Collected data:
════════════════════
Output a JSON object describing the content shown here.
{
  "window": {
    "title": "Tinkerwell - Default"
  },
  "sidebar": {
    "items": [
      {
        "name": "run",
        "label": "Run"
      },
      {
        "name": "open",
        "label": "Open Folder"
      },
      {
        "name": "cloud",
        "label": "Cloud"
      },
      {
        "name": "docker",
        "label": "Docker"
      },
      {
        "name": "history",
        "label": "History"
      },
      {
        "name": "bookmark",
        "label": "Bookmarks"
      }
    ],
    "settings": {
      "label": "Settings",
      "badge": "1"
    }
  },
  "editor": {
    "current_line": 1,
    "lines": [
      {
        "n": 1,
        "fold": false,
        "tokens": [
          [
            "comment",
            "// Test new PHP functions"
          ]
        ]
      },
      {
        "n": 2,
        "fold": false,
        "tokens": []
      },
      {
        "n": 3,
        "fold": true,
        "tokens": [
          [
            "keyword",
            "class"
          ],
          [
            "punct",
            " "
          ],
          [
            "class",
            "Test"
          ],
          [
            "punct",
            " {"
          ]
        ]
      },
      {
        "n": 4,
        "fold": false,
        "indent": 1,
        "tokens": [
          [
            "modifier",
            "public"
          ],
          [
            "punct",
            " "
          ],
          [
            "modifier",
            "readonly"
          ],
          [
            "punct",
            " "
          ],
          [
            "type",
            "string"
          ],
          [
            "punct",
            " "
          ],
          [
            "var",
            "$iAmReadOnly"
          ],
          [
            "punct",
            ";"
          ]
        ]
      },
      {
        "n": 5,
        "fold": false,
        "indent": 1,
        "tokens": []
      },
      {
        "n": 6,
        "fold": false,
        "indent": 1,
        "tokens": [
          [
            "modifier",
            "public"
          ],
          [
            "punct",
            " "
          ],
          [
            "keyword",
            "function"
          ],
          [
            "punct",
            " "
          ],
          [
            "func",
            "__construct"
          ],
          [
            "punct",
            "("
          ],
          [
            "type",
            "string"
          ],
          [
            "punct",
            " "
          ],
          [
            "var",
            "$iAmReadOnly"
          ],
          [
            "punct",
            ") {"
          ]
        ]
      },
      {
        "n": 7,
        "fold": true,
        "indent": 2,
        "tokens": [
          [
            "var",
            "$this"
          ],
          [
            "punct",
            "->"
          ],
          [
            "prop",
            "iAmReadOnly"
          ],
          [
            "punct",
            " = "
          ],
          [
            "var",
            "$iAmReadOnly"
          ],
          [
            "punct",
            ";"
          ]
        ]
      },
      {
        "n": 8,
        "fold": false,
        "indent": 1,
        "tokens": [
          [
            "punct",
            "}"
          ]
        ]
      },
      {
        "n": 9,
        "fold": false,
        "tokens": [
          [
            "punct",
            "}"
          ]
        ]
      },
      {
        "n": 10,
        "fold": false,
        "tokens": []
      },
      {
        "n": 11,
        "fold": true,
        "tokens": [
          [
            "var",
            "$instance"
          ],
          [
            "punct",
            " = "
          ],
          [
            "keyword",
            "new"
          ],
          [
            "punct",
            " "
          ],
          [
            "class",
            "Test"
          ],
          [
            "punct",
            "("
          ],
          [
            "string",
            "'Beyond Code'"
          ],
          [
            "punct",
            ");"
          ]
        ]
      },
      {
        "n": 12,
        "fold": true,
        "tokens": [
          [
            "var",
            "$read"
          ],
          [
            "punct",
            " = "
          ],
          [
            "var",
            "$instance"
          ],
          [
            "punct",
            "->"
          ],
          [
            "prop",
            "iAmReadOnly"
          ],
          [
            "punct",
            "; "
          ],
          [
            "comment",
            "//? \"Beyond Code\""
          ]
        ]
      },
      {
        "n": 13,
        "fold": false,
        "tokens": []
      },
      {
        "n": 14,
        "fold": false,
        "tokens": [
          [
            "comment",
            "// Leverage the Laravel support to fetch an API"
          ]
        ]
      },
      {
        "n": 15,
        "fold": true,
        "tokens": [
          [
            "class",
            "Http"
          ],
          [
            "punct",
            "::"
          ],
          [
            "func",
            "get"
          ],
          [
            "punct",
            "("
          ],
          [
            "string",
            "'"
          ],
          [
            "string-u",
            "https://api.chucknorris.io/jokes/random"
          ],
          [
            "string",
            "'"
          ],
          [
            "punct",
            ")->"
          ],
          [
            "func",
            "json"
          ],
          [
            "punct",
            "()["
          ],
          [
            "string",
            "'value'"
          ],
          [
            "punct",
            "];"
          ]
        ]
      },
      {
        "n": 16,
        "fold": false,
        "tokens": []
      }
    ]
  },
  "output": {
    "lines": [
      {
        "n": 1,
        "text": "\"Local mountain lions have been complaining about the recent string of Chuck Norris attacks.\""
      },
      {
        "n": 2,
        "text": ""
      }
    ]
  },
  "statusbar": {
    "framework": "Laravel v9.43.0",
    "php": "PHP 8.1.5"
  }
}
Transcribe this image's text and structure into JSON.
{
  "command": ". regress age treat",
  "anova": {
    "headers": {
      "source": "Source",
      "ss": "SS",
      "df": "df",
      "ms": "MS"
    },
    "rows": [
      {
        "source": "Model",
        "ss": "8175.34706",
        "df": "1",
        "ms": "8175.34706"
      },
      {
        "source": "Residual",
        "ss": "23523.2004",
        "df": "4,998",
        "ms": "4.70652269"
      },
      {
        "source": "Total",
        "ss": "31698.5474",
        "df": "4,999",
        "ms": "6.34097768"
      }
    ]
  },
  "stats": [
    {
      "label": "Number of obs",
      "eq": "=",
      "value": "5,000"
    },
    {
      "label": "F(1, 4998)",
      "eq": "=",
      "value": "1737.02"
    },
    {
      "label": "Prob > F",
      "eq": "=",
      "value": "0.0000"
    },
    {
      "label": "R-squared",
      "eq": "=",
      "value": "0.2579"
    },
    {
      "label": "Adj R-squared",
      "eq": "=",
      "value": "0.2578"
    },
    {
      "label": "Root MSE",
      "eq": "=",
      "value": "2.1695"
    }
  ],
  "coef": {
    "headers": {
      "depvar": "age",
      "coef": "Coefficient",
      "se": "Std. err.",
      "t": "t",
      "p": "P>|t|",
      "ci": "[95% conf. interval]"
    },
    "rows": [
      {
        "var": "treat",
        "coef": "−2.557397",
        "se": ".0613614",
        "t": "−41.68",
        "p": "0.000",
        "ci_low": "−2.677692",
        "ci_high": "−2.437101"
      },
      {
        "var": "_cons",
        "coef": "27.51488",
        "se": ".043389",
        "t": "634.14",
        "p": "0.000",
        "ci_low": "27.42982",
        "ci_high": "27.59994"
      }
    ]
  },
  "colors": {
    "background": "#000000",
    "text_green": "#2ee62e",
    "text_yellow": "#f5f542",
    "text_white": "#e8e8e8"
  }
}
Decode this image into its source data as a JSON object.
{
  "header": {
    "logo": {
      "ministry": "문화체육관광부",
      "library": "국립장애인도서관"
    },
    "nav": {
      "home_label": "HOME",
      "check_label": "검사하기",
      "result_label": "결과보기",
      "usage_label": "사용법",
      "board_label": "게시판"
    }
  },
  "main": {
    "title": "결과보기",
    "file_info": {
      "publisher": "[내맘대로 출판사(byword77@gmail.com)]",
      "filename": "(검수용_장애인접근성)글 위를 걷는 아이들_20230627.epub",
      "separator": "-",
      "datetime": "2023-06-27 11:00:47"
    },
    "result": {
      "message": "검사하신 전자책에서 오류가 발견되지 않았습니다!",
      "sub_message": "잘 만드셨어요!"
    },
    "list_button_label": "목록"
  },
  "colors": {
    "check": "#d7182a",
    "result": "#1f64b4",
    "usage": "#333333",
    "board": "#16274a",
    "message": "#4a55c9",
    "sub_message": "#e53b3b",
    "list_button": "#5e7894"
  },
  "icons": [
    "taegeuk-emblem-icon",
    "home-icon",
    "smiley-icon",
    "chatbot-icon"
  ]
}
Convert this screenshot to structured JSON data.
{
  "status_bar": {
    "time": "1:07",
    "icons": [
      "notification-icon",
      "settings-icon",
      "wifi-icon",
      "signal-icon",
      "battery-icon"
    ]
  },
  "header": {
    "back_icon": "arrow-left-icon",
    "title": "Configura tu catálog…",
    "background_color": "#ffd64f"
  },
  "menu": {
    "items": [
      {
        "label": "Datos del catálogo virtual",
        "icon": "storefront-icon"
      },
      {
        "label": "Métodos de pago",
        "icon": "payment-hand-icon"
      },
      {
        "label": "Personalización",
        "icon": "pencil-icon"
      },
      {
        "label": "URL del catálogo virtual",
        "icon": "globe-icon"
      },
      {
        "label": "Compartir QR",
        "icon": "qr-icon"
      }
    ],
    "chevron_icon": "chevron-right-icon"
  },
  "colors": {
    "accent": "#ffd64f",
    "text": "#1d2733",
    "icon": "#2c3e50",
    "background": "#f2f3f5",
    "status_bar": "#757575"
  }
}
════════════════════
TO BE DONE: Restate the final lines of the listing above word for word, beginning at the line that contains "Convert this screenshot".

TASK ANSWER:
Convert this screenshot to structured JSON data.
{
  "status_bar": {
    "time": "1:07",
    "icons": [
      "notification-icon",
      "settings-icon",
      "wifi-icon",
      "signal-icon",
      "battery-icon"
    ]
  },
  "header": {
    "back_icon": "arrow-left-icon",
    "title": "Configura tu catálog…",
    "background_color": "#ffd64f"
  },
  "menu": {
    "items": [
      {
        "label": "Datos del catálogo virtual",
        "icon": "storefront-icon"
      },
      {
        "label": "Métodos de pago",
        "icon": "payment-hand-icon"
      },
      {
        "label": "Personalización",
        "icon": "pencil-icon"
      },
      {
        "label": "URL del catálogo virtual",
        "icon": "globe-icon"
      },
      {
        "label": "Compartir QR",
        "icon": "qr-icon"
      }
    ],
    "chevron_icon": "chevron-right-icon"
  },
  "colors": {
    "accent": "#ffd64f",
    "text": "#1d2733",
    "icon": "#2c3e50",
    "background": "#f2f3f5",
    "status_bar": "#757575"
  }
}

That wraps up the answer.